Your result should be the lines holding the word "純粹自然原木", copied from the entries below.
+-------+
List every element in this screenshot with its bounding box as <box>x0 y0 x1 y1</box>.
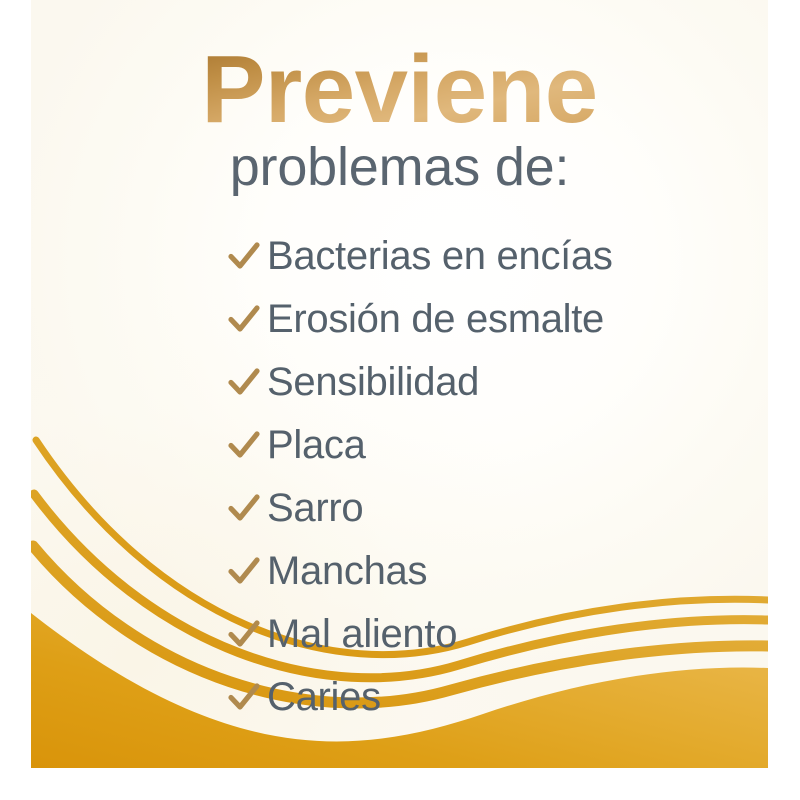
list-item: Caries <box>227 665 747 728</box>
list-item: Sensibilidad <box>227 350 747 413</box>
list-item: Mal aliento <box>227 602 747 665</box>
poster-canvas: Previene problemas de: Bacterias en encí… <box>0 0 800 800</box>
list-item-label: Sarro <box>267 488 363 528</box>
list-item: Erosión de esmalte <box>227 287 747 350</box>
check-mark-icon <box>227 429 261 461</box>
check-mark-icon <box>227 555 261 587</box>
list-item: Placa <box>227 413 747 476</box>
list-item-label: Erosión de esmalte <box>267 299 604 339</box>
benefit-list: Bacterias en encías Erosión de esmalte S… <box>227 224 747 728</box>
product-panel: Previene problemas de: Bacterias en encí… <box>31 0 768 768</box>
check-mark-icon <box>227 492 261 524</box>
list-item-label: Caries <box>267 677 381 717</box>
check-mark-icon <box>227 240 261 272</box>
check-mark-icon <box>227 681 261 713</box>
list-item-label: Placa <box>267 425 366 465</box>
check-mark-icon <box>227 303 261 335</box>
list-item: Manchas <box>227 539 747 602</box>
check-mark-icon <box>227 366 261 398</box>
list-item-label: Mal aliento <box>267 614 457 654</box>
list-item: Bacterias en encías <box>227 224 747 287</box>
check-mark-icon <box>227 618 261 650</box>
list-item-label: Manchas <box>267 551 427 591</box>
list-item-label: Bacterias en encías <box>267 236 613 276</box>
list-item-label: Sensibilidad <box>267 362 479 402</box>
list-item: Sarro <box>227 476 747 539</box>
page-subtitle: problemas de: <box>31 140 768 194</box>
page-title: Previene <box>31 42 768 138</box>
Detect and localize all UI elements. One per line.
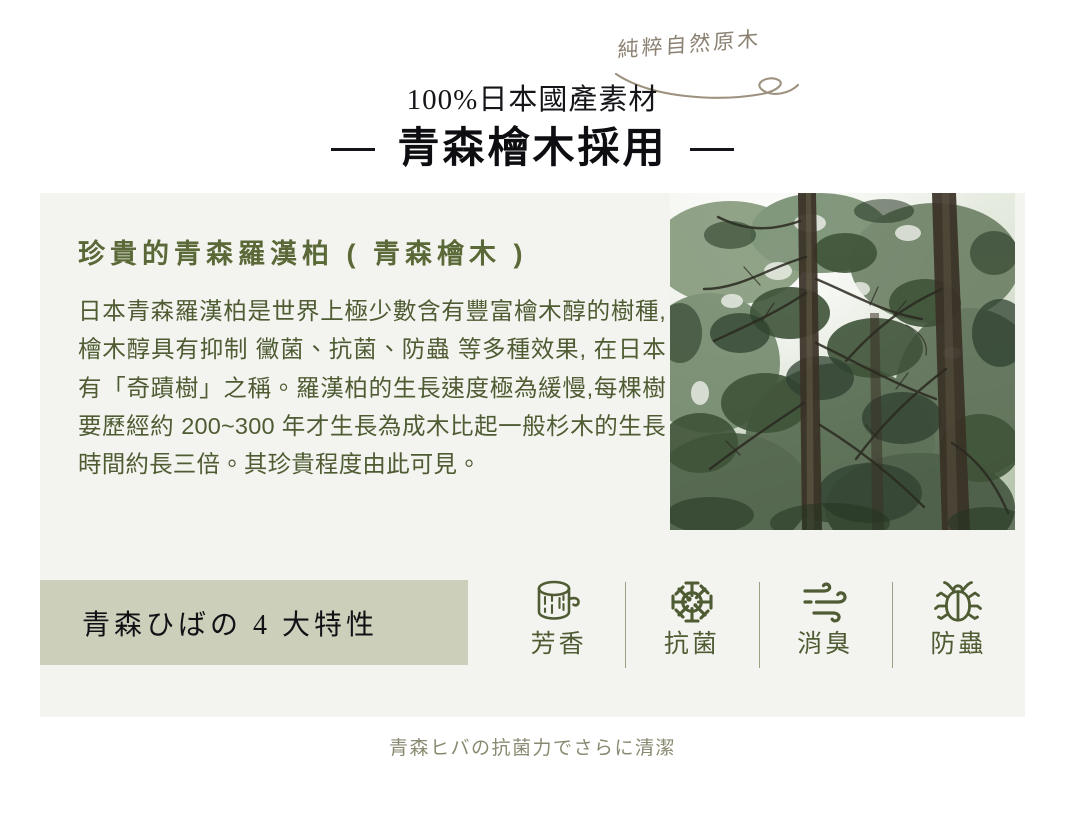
feature-item-insect-repellent[interactable]: 防蟲 [892, 576, 1025, 669]
feature-row: 青森ひばの 4 大特性 [40, 580, 1025, 665]
beetle-icon [932, 576, 984, 628]
section-title: 珍貴的青森羅漢柏 ( 青森檜木 ) [78, 238, 666, 270]
section-body: 日本青森羅漢柏是世界上極少數含有豐富檜木醇的樹種, 檜木醇具有抑制 黴菌、抗菌、… [78, 292, 666, 482]
feature-label: 防蟲 [930, 632, 986, 657]
rule-left-icon [331, 148, 375, 151]
footer-caption: 青森ヒバの抗菌力でさらに清潔 [0, 733, 1065, 760]
feature-items: 芳香 [492, 576, 1025, 669]
copy-block: 珍貴的青森羅漢柏 ( 青森檜木 ) 日本青森羅漢柏是世界上極少數含有豐富檜木醇的… [78, 238, 666, 483]
wind-icon [797, 576, 853, 628]
forest-photo-icon [670, 193, 1015, 530]
log-icon [533, 576, 585, 628]
page-title: 青森檜木採用 [397, 128, 667, 170]
feature-item-deodorize[interactable]: 消臭 [759, 576, 892, 669]
feature-item-antibacterial[interactable]: 抗菌 [625, 576, 758, 669]
header: 純粹自然原木 100%日本國產素材 青森檜木採用 [0, 0, 1065, 193]
feature-band-label: 青森ひばの 4 大特性 [82, 603, 378, 643]
feature-label: 抗菌 [664, 632, 720, 657]
header-subtitle: 100%日本國產素材 [0, 86, 1065, 115]
feature-item-fragrance[interactable]: 芳香 [492, 576, 625, 669]
forest-photo [670, 193, 1015, 530]
feature-band: 青森ひばの 4 大特性 [40, 580, 468, 665]
feature-label: 消臭 [797, 632, 853, 657]
content-panel: 珍貴的青森羅漢柏 ( 青森檜木 ) 日本青森羅漢柏是世界上極少數含有豐富檜木醇的… [40, 193, 1025, 717]
infographic-root: 純粹自然原木 100%日本國產素材 青森檜木採用 珍貴的青森羅漢柏 ( 青森檜木… [0, 0, 1065, 818]
rule-right-icon [690, 148, 734, 151]
virus-icon [666, 576, 718, 628]
header-title-row: 青森檜木採用 [0, 128, 1065, 170]
feature-label: 芳香 [531, 632, 587, 657]
script-mark-text: 純粹自然原木 [617, 23, 761, 64]
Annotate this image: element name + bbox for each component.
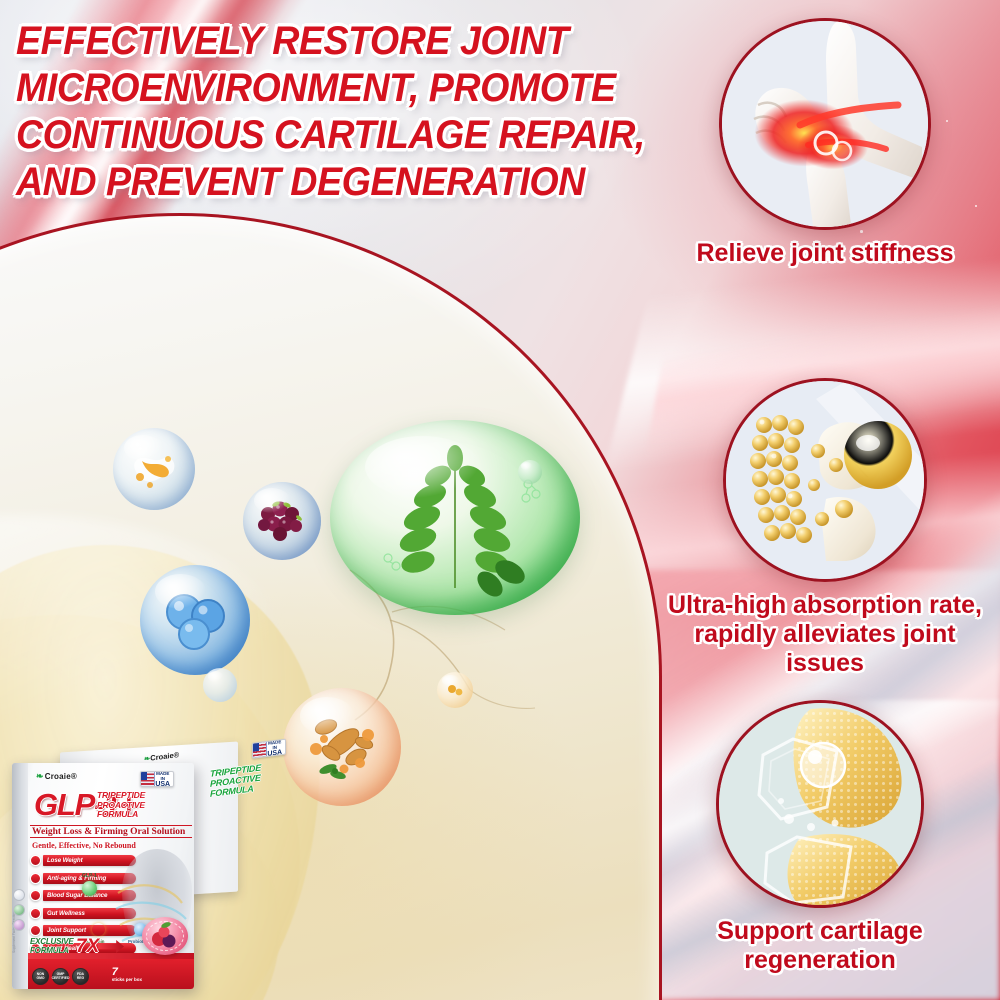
+-------+
* **Exercise result**
header: 純粹自然原木 100%日本國產素材 青森檜木採用 [0, 0, 1065, 193]
infographic-root: 純粹自然原木 100%日本國產素材 青森檜木採用 珍貴的青森羅漢柏 ( 青森檜木… [0, 0, 1065, 818]
script-mark-text: 純粹自然原木 [617, 23, 761, 64]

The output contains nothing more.